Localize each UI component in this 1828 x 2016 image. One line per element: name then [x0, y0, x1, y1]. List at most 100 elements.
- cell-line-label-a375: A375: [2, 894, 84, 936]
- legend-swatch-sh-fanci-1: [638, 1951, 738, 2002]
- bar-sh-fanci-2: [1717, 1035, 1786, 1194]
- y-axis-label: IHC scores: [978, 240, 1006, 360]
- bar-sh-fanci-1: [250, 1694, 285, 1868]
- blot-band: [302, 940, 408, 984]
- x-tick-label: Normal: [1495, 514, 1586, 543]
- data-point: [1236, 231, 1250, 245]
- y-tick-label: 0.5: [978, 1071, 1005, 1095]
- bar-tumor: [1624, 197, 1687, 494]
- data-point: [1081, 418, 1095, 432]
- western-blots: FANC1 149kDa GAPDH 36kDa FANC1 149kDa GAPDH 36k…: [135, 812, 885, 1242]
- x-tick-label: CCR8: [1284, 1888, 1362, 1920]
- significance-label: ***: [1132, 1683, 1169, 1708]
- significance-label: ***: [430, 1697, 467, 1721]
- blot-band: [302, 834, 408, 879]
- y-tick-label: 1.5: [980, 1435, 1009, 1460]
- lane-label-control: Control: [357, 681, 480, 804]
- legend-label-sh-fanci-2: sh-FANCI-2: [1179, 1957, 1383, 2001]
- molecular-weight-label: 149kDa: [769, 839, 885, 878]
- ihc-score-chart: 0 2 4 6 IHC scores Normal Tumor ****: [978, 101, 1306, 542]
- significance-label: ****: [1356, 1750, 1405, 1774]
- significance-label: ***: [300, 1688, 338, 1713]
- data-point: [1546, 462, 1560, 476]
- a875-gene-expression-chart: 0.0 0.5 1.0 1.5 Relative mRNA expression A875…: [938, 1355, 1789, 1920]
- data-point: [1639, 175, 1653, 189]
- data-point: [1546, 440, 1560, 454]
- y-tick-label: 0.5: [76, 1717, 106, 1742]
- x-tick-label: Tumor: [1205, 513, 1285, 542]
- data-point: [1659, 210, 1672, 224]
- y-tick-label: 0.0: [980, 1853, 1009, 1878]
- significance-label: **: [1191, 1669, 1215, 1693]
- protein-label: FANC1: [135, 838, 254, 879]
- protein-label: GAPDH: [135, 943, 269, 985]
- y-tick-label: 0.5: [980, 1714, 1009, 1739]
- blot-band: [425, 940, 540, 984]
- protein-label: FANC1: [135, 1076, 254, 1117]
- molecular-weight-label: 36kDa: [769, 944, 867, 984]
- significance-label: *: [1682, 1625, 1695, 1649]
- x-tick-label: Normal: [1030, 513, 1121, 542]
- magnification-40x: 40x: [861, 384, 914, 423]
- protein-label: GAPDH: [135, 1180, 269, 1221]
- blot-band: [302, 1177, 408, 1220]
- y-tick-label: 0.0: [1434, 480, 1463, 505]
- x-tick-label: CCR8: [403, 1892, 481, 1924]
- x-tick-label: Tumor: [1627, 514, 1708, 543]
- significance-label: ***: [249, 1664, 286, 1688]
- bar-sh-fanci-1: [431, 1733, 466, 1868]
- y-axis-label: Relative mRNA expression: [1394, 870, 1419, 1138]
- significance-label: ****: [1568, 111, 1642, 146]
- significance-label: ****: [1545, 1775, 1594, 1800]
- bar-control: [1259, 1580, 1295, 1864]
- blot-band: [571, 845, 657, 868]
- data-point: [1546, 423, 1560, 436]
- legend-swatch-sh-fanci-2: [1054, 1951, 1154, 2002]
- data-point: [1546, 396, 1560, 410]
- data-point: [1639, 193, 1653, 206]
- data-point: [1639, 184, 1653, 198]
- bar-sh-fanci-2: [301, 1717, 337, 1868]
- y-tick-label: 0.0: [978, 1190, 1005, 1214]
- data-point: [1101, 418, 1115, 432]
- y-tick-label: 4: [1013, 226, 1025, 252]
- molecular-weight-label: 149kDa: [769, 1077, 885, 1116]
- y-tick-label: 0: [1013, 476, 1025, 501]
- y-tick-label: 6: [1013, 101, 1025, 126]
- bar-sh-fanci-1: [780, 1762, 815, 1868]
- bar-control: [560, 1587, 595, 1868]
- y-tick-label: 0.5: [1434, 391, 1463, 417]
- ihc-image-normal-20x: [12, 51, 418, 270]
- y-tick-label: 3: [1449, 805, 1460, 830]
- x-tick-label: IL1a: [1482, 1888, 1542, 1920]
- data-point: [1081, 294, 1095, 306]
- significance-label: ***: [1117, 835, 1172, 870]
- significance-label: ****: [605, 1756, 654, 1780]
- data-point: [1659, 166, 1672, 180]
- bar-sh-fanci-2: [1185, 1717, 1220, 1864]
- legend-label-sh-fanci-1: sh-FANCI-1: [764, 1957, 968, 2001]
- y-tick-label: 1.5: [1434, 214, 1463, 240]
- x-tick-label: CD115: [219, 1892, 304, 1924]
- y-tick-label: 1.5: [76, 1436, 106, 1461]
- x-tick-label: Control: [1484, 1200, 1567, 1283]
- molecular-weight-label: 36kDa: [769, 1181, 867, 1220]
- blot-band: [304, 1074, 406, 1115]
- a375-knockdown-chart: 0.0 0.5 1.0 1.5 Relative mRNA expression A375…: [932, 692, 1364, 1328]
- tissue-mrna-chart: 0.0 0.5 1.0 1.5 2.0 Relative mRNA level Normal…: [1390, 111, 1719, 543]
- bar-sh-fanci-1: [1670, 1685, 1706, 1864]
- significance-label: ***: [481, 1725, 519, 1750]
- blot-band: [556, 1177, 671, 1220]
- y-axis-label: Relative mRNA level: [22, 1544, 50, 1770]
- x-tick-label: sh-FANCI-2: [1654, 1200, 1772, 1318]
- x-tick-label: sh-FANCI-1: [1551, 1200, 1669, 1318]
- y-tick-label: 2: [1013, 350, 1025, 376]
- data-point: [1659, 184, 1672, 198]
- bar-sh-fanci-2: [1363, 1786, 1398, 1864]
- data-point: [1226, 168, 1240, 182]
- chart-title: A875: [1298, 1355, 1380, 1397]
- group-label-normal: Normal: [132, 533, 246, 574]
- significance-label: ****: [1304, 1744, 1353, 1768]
------------------------------------
◆ Task objective ◆
Report how many lines in the listing include the word "molecular". Give nothing but the count.

◆ Solution for this task ◆
4